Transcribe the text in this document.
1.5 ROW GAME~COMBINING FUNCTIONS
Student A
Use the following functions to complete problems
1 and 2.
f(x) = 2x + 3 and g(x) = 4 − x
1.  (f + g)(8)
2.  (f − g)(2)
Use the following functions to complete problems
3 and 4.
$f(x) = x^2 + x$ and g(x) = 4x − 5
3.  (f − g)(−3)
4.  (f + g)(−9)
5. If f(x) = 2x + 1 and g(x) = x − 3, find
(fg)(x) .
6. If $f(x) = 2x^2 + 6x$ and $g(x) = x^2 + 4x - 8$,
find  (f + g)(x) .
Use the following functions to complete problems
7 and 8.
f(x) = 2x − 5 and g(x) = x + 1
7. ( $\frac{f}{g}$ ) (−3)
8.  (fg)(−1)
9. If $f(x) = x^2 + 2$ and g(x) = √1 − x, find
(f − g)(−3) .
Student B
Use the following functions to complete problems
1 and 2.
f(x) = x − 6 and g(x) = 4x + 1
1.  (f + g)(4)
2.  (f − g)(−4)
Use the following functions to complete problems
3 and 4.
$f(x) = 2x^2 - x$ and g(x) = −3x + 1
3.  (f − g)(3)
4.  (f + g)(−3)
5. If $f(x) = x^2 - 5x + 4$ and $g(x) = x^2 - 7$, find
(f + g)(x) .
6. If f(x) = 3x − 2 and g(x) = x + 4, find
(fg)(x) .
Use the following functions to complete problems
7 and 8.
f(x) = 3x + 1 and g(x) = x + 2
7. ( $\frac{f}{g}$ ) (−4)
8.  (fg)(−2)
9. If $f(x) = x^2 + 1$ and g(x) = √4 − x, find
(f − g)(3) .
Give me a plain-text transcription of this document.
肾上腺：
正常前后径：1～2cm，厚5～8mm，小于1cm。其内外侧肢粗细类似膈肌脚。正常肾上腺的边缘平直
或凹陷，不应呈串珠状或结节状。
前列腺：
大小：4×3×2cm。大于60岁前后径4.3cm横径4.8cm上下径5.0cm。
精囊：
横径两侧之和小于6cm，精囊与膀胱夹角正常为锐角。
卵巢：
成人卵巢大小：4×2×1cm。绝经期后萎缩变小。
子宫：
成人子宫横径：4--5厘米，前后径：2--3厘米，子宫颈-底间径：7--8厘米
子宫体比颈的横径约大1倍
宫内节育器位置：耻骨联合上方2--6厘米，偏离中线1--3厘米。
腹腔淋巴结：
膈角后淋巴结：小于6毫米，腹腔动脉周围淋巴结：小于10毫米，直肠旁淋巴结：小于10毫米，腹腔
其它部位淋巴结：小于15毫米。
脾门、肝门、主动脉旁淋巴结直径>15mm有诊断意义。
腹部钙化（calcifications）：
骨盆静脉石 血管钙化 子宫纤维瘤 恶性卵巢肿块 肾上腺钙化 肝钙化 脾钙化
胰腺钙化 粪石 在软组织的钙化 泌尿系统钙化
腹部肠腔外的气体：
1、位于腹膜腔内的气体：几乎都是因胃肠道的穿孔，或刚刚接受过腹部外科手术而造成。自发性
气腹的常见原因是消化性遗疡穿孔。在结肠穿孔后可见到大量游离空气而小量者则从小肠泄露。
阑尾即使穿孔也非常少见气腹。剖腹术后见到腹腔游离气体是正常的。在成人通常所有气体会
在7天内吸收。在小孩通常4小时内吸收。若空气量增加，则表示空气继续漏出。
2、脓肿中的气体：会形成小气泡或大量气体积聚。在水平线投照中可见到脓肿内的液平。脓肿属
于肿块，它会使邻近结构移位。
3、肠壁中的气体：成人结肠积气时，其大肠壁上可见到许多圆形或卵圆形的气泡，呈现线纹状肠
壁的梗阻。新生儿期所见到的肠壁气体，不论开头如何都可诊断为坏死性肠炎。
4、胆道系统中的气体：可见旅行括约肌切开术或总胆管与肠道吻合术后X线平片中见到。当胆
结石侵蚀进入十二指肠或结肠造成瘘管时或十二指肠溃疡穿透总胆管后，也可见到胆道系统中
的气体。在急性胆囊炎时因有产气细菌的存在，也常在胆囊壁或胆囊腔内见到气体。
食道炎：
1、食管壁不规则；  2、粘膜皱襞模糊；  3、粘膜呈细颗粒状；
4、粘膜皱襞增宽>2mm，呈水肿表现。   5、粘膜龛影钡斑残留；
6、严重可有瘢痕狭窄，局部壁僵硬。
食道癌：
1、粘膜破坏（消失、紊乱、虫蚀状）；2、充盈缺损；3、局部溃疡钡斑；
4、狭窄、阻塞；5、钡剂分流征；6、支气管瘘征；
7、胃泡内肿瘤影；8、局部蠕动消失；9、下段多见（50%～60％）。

■ **AIM**
Give only the number of lines above that hold the string "find".

■ **TASK OUTPUT**
6